● **Instructions for the task**: Revise the thread on temporary vehicle importation by reproducing it from the words "## Vallartense (Apr" and stopping after "again next month.", with "Aduana DF" changed to "the customs office in Mexico City" throughout that span.

___ Quoted passage

# Temporary Importation of Vehicle under Residente Temporal



## Vallartense (Apr 1, 2013)

I wish to know what the current rules are (or at least experiences by others) for obtaining a TIP for a US citizen living in Mexico with a Residente Temporal visa.

Presently, we already have a vehicle in Mexico imported under our previous No Inmigrante visa (FM3). Since transitioning from that visa to our current 4 year Residente Temporal, the technical legality of our TIP seems to be in question. We filed for an extension of our current TIP in May 2013 and Aduana DF has acknowledged receipt of it. But, they say they needed to have INM verify our current visa status. We have checked back with Aduana DF monthly since last June, but are always told the same thing, that Aduana is waiting for a response from INM, please call again next month.

At this point, we are considering obtaining a safe return permit and driving the car back into the USA just to bring it back into Mexico under our current Residente Temporal. Questions we have are, can we do so? And if we can do so, for what period of time would such a TIP be issued for? 6 months? until our RT expires in 2017?

Our long-term plans are to drive this vehicle out of Mexico permanently in the summer of 2016 and fly back to our home in Puerto Vallarta and buy a new car here. We plan to apply for Residente Permanente in 2017. But until then, we need to have confidence of our present car's legality.

I have searched and searched for guidance in these areas and come up empty


----------



## sparks (Jun 17, 2007)

As long as your permit is from the pre-deposit era .... I would say do nothing. I've always been told the permit TIP is good as long as you visa is current. 5-6 years ago Aduana told me not to worry about it .... but that was pre-deposit so nothing to protect.

______
___ Data

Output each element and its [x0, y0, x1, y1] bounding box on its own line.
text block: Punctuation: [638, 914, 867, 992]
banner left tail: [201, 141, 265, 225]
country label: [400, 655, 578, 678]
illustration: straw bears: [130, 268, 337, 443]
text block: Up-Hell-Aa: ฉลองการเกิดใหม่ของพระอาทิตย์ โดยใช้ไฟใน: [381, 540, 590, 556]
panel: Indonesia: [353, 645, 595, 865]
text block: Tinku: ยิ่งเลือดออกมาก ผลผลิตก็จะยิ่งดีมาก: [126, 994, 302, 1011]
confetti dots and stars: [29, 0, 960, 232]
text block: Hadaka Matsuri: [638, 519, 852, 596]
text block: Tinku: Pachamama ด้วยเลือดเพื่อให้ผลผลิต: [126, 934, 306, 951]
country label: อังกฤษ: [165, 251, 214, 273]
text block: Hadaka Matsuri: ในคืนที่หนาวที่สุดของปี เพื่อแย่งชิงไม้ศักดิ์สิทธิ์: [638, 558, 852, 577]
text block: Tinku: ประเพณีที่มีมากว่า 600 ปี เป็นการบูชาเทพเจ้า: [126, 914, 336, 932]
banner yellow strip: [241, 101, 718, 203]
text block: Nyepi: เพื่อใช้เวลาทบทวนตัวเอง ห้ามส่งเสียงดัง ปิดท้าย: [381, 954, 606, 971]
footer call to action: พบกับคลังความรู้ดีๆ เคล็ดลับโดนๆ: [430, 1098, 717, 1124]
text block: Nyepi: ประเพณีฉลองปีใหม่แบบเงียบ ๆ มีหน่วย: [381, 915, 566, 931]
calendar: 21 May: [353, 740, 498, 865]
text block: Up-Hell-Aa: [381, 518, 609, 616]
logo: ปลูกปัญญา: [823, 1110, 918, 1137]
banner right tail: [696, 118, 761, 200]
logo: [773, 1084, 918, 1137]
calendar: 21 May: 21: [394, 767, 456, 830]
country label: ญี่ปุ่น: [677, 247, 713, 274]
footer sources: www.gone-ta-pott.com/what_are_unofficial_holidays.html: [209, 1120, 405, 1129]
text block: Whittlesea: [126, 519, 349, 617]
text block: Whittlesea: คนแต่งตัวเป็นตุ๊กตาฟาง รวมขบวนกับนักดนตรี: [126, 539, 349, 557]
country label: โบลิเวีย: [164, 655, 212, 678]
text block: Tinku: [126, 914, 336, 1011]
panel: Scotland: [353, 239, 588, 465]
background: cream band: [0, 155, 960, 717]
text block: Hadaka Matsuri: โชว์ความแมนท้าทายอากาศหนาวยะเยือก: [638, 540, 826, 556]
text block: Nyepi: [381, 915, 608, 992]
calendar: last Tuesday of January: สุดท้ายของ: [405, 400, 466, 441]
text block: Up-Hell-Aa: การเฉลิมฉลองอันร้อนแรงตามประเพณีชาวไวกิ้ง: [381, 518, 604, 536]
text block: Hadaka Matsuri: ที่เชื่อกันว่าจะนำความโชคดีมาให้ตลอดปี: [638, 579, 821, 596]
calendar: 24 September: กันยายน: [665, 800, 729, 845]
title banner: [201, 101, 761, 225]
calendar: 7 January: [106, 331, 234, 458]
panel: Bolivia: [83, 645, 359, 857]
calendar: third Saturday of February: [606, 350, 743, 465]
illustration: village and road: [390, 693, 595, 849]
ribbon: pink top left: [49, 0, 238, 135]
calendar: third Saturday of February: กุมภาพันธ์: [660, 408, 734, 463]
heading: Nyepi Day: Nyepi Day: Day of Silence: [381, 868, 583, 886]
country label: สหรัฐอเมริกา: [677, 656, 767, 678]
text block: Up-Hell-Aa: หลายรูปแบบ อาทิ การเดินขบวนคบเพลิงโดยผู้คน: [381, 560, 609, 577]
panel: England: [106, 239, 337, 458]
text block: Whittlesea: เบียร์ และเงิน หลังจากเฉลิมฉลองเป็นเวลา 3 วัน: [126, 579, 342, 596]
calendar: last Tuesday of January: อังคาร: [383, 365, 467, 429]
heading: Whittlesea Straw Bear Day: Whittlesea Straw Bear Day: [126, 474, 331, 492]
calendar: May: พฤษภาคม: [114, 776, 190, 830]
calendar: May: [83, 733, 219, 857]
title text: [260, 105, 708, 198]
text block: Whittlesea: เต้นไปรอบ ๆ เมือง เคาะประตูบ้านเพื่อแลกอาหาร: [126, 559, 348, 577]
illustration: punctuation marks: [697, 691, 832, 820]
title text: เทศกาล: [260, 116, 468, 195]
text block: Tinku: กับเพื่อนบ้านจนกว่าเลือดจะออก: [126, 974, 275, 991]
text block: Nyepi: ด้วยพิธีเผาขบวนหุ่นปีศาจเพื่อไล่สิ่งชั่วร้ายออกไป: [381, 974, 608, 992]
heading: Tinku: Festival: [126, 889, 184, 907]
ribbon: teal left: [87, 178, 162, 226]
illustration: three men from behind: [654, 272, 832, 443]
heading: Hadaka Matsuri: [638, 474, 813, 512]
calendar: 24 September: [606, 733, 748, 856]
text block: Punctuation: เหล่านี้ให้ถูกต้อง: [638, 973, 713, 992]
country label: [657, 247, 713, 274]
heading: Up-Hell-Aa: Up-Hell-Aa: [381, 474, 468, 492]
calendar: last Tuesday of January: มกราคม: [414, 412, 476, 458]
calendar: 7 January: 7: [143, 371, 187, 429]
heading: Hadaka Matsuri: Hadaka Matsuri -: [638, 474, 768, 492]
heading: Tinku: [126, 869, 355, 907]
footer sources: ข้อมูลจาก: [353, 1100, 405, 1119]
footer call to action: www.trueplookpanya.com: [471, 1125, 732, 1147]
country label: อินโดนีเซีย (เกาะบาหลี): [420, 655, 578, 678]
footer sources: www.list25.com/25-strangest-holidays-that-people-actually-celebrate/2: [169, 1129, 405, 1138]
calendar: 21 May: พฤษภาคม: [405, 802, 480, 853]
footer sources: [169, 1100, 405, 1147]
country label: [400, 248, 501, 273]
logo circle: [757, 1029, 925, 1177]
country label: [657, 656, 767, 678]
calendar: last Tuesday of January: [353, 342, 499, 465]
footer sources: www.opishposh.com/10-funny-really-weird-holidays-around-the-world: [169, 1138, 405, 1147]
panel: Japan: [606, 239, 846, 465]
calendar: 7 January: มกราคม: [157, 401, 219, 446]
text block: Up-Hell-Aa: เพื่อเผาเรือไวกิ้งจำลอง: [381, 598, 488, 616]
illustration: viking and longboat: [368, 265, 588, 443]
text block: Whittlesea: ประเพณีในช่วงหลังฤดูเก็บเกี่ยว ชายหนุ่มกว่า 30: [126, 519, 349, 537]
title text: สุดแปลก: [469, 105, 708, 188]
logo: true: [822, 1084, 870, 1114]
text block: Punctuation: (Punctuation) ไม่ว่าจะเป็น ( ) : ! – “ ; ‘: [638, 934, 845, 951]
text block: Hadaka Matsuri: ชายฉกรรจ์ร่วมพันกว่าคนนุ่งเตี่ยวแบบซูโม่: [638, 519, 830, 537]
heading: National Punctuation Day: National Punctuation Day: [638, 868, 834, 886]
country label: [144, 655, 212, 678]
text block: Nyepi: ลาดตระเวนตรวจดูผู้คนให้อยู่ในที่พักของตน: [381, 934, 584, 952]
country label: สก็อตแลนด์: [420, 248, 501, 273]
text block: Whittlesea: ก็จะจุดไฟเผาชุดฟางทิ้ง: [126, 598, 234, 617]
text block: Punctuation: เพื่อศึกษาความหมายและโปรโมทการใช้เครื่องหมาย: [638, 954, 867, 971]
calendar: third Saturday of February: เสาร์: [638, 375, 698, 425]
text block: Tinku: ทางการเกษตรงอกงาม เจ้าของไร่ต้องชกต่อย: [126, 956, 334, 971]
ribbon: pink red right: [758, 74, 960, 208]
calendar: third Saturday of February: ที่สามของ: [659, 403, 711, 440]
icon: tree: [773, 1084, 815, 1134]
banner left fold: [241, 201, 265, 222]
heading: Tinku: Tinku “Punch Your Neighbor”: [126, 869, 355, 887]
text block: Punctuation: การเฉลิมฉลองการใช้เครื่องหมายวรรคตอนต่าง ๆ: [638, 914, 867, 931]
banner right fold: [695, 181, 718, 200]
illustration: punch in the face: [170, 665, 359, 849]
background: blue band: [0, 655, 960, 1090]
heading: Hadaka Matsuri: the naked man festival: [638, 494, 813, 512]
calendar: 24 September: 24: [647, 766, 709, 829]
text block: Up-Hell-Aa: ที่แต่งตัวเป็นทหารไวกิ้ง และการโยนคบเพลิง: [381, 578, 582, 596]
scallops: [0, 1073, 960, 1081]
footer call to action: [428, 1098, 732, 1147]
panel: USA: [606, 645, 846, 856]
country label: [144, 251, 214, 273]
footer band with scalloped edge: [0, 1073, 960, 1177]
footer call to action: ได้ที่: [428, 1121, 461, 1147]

______

● **Full output**:
## Vallartense (Apr 1, 2013)

I wish to know what the current rules are (or at least experiences by others) for obtaining a TIP for a US citizen living in Mexico with a Residente Temporal visa.

Presently, we already have a vehicle in Mexico imported under our previous No Inmigrante visa (FM3). Since transitioning from that visa to our current 4 year Residente Temporal, the technical legality of our TIP seems to be in question. We filed for an extension of our current TIP in May 2013 and the customs office in Mexico City has acknowledged receipt of it. But, they say they needed to have INM verify our current visa status. We have checked back with the customs office in Mexico City monthly since last June, but are always told the same thing, that Aduana is waiting for a response from INM, please call again next month.